What is asked. Restate the listing that follows word for word, without its pictures.

[Collected data]
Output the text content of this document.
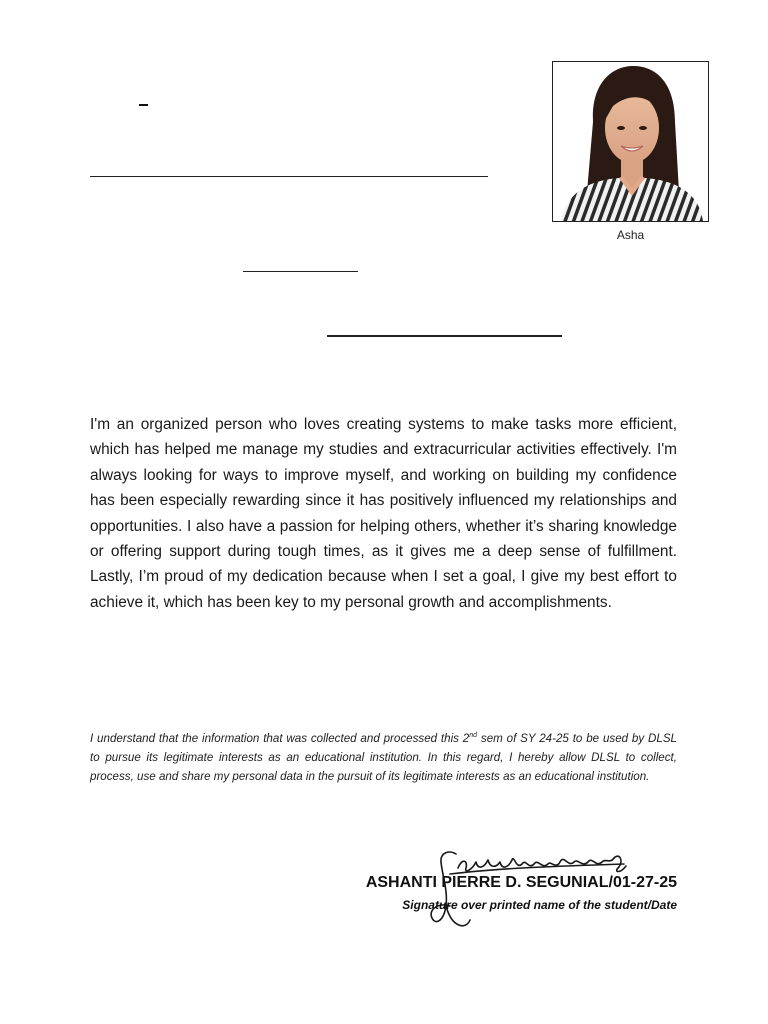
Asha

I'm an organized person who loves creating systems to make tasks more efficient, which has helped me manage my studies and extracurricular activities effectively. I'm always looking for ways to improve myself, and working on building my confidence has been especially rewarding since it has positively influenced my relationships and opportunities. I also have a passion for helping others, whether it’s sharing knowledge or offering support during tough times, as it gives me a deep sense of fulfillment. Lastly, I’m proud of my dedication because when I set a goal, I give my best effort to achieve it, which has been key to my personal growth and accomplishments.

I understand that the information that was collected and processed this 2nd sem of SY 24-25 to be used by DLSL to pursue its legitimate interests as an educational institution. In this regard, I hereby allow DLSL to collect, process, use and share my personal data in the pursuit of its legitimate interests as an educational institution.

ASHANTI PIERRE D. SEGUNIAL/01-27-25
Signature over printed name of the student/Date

Answer.
Output the text content of this document.
Asha

I'm an organized person who loves creating systems to make tasks more efficient, which has helped me manage my studies and extracurricular activities effectively. I'm always looking for ways to improve myself, and working on building my confidence has been especially rewarding since it has positively influenced my relationships and opportunities. I also have a passion for helping others, whether it’s sharing knowledge or offering support during tough times, as it gives me a deep sense of fulfillment. Lastly, I’m proud of my dedication because when I set a goal, I give my best effort to achieve it, which has been key to my personal growth and accomplishments.

I understand that the information that was collected and processed this 2nd sem of SY 24-25 to be used by DLSL to pursue its legitimate interests as an educational institution. In this regard, I hereby allow DLSL to collect, process, use and share my personal data in the pursuit of its legitimate interests as an educational institution.

ASHANTI PIERRE D. SEGUNIAL/01-27-25
Signature over printed name of the student/Date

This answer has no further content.